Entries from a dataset
..........
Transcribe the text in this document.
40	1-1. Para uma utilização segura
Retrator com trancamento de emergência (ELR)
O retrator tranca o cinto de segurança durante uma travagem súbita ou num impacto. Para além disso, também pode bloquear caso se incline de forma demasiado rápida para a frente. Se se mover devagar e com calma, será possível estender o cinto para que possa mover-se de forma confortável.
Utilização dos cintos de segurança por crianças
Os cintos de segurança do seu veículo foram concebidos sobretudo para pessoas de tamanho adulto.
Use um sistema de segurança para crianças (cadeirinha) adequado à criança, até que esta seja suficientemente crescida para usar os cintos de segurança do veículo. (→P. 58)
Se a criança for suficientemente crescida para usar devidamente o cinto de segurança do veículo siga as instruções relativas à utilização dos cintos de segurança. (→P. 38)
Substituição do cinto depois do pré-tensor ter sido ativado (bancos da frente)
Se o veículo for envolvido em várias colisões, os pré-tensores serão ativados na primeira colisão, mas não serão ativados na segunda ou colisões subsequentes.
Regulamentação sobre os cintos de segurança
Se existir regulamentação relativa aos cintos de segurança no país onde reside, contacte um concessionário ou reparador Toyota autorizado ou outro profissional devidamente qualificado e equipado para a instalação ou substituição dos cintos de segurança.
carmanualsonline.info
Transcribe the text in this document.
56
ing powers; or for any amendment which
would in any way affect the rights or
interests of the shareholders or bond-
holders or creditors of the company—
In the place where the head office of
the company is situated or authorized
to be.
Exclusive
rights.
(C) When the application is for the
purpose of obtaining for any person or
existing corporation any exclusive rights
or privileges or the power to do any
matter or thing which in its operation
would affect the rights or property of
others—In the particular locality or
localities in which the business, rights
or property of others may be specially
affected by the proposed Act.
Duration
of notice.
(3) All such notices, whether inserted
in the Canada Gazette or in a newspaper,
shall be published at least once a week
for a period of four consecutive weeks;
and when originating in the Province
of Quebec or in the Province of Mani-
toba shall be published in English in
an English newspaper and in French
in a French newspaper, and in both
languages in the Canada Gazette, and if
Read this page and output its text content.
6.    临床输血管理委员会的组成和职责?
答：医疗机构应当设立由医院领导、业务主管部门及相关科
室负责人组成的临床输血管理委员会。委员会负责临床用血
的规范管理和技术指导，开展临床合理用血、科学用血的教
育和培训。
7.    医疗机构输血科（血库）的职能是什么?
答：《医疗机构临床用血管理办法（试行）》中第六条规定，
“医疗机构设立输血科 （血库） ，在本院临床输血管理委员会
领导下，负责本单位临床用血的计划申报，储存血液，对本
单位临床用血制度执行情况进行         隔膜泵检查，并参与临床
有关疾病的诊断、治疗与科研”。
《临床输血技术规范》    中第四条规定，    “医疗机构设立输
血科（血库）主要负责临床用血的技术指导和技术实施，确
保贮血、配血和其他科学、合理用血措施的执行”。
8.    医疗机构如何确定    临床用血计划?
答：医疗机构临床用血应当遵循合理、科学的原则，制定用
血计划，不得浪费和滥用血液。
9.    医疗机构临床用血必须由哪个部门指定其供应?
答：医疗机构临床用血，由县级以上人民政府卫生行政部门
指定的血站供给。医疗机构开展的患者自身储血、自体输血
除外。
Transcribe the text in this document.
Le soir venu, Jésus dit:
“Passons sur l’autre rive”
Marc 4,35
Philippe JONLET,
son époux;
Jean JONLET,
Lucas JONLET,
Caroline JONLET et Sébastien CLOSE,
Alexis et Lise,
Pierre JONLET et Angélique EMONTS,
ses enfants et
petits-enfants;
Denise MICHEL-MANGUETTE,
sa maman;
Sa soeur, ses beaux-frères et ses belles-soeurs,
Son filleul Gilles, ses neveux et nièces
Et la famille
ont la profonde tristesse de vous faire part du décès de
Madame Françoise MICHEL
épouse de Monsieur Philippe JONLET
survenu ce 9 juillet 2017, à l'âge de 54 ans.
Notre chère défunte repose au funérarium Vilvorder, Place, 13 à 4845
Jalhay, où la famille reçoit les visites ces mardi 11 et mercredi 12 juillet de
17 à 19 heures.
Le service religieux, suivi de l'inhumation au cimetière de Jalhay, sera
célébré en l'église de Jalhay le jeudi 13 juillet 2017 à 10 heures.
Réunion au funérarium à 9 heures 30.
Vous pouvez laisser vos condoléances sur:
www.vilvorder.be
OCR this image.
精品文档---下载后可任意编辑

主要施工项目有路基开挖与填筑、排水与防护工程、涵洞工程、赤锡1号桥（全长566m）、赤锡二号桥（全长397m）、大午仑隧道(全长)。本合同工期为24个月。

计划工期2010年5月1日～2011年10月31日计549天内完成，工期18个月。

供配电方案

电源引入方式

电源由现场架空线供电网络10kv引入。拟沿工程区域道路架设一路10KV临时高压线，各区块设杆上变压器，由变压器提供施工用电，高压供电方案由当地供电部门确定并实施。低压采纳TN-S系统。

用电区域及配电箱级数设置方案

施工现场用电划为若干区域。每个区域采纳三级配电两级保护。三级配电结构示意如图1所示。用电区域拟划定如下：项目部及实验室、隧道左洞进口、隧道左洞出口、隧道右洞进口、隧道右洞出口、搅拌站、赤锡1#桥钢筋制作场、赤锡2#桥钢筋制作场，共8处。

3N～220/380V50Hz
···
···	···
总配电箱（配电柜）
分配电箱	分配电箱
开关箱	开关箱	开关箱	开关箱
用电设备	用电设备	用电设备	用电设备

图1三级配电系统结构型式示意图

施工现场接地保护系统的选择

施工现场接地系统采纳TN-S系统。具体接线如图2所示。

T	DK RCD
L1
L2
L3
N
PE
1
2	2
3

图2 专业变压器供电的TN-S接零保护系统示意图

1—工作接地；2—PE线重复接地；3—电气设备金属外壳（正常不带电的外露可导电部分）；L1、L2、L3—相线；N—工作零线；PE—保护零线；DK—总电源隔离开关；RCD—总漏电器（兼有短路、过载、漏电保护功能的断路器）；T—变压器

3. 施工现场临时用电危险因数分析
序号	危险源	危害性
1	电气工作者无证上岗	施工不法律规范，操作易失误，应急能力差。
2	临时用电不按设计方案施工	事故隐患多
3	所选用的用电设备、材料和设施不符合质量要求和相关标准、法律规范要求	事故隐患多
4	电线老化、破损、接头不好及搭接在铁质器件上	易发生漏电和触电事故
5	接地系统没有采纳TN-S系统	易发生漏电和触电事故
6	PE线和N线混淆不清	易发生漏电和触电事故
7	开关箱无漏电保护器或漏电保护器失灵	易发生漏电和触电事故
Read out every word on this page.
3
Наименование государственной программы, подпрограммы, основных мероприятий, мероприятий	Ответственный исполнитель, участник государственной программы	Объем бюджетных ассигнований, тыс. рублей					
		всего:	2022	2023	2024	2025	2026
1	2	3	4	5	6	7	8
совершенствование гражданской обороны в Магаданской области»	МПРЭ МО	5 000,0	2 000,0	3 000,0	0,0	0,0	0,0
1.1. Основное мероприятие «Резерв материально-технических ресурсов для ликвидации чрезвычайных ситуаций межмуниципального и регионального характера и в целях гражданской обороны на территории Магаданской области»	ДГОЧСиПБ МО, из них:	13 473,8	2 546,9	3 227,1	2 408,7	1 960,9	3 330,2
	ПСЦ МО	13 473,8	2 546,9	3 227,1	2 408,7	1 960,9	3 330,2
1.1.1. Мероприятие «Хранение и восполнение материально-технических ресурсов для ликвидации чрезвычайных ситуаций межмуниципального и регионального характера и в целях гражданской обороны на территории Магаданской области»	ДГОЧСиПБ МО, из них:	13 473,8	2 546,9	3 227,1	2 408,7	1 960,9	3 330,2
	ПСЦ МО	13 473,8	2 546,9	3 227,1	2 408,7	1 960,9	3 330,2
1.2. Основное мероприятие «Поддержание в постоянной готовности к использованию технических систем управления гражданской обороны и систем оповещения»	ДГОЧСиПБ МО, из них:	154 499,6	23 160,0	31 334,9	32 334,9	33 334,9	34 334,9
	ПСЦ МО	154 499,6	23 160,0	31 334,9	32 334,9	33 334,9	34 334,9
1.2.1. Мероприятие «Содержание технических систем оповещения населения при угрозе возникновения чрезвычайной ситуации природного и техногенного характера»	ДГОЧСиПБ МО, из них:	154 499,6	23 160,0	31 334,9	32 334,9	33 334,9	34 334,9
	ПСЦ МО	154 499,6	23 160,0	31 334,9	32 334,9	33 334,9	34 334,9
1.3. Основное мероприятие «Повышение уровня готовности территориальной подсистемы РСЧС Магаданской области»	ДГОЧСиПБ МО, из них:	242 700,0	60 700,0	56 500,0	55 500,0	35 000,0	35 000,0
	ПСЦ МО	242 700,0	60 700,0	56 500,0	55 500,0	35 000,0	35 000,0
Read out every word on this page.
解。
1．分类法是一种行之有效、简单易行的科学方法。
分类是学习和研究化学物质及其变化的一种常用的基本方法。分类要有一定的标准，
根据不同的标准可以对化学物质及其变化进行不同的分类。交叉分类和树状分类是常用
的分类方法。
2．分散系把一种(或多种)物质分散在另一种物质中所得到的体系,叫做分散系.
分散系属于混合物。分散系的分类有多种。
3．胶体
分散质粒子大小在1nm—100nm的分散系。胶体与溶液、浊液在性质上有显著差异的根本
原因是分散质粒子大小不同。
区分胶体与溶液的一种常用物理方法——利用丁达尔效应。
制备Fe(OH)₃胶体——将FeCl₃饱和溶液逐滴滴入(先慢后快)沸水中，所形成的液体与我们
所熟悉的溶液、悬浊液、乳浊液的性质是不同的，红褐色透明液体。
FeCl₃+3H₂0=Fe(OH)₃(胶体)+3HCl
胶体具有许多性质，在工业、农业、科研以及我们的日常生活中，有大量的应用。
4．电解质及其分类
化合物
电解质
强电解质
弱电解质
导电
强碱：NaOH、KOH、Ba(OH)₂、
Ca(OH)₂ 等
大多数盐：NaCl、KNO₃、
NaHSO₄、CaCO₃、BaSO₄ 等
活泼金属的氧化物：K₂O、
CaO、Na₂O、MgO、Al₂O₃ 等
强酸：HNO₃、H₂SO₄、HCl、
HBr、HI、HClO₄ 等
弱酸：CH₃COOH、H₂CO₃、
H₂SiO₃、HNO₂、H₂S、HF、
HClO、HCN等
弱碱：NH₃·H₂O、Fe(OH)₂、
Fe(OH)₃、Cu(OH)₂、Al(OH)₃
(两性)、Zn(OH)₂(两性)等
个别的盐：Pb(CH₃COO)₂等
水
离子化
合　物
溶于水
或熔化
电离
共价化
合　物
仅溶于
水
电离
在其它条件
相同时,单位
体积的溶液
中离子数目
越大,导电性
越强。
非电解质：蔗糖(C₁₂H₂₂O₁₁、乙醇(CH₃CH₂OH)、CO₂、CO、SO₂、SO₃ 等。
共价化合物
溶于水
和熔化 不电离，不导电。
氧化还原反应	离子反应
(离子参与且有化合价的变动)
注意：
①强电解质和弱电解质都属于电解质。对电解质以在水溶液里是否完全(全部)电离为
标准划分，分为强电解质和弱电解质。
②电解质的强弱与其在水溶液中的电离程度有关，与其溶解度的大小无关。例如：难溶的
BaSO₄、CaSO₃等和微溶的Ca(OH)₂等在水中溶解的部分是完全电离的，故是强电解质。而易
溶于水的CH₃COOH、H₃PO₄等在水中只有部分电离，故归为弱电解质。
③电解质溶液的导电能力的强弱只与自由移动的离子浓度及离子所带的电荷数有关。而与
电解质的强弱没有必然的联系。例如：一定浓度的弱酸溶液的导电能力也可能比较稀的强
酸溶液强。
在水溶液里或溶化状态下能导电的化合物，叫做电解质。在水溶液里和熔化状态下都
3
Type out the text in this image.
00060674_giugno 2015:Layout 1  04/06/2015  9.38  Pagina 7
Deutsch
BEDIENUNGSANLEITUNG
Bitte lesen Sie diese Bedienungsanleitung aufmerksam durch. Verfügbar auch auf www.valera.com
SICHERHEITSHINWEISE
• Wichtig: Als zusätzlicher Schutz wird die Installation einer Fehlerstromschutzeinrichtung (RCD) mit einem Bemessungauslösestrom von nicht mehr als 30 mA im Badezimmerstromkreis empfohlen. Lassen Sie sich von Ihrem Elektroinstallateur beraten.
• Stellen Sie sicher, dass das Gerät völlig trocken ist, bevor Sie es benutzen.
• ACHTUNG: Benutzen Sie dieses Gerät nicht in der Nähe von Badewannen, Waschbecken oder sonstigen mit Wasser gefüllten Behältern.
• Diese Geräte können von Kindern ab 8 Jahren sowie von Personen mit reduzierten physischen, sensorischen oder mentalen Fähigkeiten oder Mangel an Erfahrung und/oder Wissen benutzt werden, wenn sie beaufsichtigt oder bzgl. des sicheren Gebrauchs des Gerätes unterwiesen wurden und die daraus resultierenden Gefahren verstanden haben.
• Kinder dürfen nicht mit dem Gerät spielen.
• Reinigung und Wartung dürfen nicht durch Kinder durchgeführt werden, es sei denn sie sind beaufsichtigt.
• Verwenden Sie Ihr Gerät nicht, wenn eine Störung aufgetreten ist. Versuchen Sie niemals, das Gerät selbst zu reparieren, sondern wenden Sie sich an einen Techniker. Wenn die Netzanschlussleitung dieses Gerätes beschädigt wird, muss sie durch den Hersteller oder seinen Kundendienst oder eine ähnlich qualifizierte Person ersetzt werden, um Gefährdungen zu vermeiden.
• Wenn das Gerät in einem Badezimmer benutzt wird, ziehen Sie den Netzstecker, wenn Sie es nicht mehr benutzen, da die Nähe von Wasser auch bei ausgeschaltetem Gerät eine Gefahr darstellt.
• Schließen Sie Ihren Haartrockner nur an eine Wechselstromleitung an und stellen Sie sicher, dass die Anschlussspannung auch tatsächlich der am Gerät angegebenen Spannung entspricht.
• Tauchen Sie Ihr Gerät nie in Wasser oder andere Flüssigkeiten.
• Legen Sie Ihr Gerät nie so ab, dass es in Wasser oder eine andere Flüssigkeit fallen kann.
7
..........
#### THE TASK:
What is the number of lines in the data that hold the word "devidamente"? Reply with that number and nothing else.

#### RIGHT ANSWER:
2